** Begin EXERCISE INPUT **

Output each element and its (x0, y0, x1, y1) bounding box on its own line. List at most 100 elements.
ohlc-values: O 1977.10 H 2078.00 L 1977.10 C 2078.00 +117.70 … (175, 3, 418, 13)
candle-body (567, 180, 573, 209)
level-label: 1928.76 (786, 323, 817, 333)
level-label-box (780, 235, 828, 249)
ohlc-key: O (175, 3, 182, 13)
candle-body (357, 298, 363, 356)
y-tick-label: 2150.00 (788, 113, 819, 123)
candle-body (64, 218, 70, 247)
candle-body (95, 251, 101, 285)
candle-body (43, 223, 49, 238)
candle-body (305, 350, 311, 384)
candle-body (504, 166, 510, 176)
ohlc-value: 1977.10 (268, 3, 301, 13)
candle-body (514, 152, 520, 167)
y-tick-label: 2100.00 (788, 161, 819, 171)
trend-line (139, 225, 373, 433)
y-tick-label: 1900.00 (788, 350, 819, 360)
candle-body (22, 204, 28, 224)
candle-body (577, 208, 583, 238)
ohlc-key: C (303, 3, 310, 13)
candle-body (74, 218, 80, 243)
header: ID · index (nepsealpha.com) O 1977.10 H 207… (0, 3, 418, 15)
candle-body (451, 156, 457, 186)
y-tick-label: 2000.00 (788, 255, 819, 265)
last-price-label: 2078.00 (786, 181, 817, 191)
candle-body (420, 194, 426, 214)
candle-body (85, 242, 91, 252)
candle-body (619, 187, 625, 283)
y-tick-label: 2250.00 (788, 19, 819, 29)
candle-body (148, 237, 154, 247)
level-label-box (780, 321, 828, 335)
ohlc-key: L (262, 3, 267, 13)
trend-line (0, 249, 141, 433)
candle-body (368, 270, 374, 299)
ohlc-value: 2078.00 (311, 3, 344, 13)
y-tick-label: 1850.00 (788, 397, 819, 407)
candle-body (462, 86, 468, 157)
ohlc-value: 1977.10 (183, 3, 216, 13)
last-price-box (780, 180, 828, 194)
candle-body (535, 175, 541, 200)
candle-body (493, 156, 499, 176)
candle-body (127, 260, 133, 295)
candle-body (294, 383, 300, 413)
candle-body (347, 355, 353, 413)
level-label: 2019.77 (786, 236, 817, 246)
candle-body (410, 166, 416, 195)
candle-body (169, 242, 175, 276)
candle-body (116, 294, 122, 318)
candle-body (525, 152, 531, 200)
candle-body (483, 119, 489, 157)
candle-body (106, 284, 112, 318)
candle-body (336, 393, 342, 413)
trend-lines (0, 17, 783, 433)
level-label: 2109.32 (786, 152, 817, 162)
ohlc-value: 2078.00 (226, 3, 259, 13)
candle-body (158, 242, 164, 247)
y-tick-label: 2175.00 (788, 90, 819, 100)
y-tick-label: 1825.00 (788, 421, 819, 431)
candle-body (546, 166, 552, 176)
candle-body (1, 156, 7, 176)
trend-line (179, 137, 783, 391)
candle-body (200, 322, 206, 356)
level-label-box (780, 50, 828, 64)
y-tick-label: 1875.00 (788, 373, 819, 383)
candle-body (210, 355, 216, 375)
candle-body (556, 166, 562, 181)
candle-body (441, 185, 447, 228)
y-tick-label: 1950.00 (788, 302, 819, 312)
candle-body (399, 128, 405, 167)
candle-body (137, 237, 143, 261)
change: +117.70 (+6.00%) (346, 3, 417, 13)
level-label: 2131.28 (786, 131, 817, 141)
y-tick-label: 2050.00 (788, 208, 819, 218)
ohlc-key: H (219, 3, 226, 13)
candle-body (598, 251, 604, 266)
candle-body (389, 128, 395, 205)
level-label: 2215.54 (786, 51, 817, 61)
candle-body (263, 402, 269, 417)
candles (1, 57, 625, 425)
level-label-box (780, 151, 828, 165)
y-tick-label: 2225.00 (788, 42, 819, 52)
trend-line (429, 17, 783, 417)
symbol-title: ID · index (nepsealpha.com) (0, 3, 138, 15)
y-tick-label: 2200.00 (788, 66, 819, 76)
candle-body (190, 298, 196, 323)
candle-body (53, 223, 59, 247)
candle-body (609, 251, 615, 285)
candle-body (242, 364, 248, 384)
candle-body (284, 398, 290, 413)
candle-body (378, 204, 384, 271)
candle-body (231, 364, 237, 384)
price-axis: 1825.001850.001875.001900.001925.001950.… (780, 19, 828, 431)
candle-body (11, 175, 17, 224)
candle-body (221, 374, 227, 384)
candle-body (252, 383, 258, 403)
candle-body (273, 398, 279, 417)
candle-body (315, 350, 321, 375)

** End EXERCISE INPUT **

* WRITTEN TASK
Retype every line of the records above without changing a single character.

* WORKED ANSWER
Output each element and its (x0, y0, x1, y1) bounding box on its own line. List at most 100 elements.
ohlc-values: O 1977.10 H 2078.00 L 1977.10 C 2078.00 +117.70 … (175, 3, 418, 13)
candle-body (567, 180, 573, 209)
level-label: 1928.76 (786, 323, 817, 333)
level-label-box (780, 235, 828, 249)
ohlc-key: O (175, 3, 182, 13)
candle-body (357, 298, 363, 356)
y-tick-label: 2150.00 (788, 113, 819, 123)
candle-body (64, 218, 70, 247)
candle-body (95, 251, 101, 285)
candle-body (43, 223, 49, 238)
candle-body (305, 350, 311, 384)
candle-body (504, 166, 510, 176)
ohlc-value: 1977.10 (268, 3, 301, 13)
candle-body (514, 152, 520, 167)
y-tick-label: 2100.00 (788, 161, 819, 171)
trend-line (139, 225, 373, 433)
y-tick-label: 1900.00 (788, 350, 819, 360)
candle-body (22, 204, 28, 224)
candle-body (577, 208, 583, 238)
ohlc-key: C (303, 3, 310, 13)
candle-body (74, 218, 80, 243)
header: ID · index (nepsealpha.com) O 1977.10 H 207… (0, 3, 418, 15)
candle-body (451, 156, 457, 186)
y-tick-label: 2000.00 (788, 255, 819, 265)
last-price-label: 2078.00 (786, 181, 817, 191)
candle-body (420, 194, 426, 214)
candle-body (85, 242, 91, 252)
candle-body (619, 187, 625, 283)
y-tick-label: 2250.00 (788, 19, 819, 29)
candle-body (148, 237, 154, 247)
level-label-box (780, 321, 828, 335)
ohlc-key: L (262, 3, 267, 13)
trend-line (0, 249, 141, 433)
candle-body (368, 270, 374, 299)
ohlc-value: 2078.00 (311, 3, 344, 13)
y-tick-label: 1850.00 (788, 397, 819, 407)
candle-body (462, 86, 468, 157)
ohlc-value: 1977.10 (183, 3, 216, 13)
last-price-box (780, 180, 828, 194)
candle-body (535, 175, 541, 200)
candle-body (493, 156, 499, 176)
candle-body (127, 260, 133, 295)
candle-body (294, 383, 300, 413)
candle-body (347, 355, 353, 413)
level-label: 2019.77 (786, 236, 817, 246)
candle-body (410, 166, 416, 195)
candle-body (169, 242, 175, 276)
candle-body (116, 294, 122, 318)
candle-body (525, 152, 531, 200)
candle-body (483, 119, 489, 157)
candle-body (106, 284, 112, 318)
candle-body (336, 393, 342, 413)
trend-lines (0, 17, 783, 433)
level-label: 2109.32 (786, 152, 817, 162)
ohlc-value: 2078.00 (226, 3, 259, 13)
candle-body (158, 242, 164, 247)
y-tick-label: 2175.00 (788, 90, 819, 100)
y-tick-label: 1825.00 (788, 421, 819, 431)
candle-body (546, 166, 552, 176)
candle-body (1, 156, 7, 176)
trend-line (179, 137, 783, 391)
candle-body (200, 322, 206, 356)
level-label-box (780, 50, 828, 64)
y-tick-label: 1875.00 (788, 373, 819, 383)
candle-body (210, 355, 216, 375)
candle-body (556, 166, 562, 181)
candle-body (441, 185, 447, 228)
y-tick-label: 1950.00 (788, 302, 819, 312)
candle-body (399, 128, 405, 167)
candle-body (137, 237, 143, 261)
change: +117.70 (+6.00%) (346, 3, 417, 13)
level-label: 2131.28 (786, 131, 817, 141)
y-tick-label: 2050.00 (788, 208, 819, 218)
ohlc-key: H (219, 3, 226, 13)
candle-body (598, 251, 604, 266)
candle-body (389, 128, 395, 205)
level-label: 2215.54 (786, 51, 817, 61)
candle-body (263, 402, 269, 417)
candles (1, 57, 625, 425)
level-label-box (780, 151, 828, 165)
y-tick-label: 2225.00 (788, 42, 819, 52)
trend-line (429, 17, 783, 417)
symbol-title: ID · index (nepsealpha.com) (0, 3, 138, 15)
y-tick-label: 2200.00 (788, 66, 819, 76)
candle-body (190, 298, 196, 323)
candle-body (53, 223, 59, 247)
candle-body (609, 251, 615, 285)
candle-body (242, 364, 248, 384)
candle-body (284, 398, 290, 413)
candle-body (378, 204, 384, 271)
candle-body (231, 364, 237, 384)
price-axis: 1825.001850.001875.001900.001925.001950.… (780, 19, 828, 431)
candle-body (11, 175, 17, 224)
candle-body (221, 374, 227, 384)
candle-body (252, 383, 258, 403)
candle-body (273, 398, 279, 417)
candle-body (315, 350, 321, 375)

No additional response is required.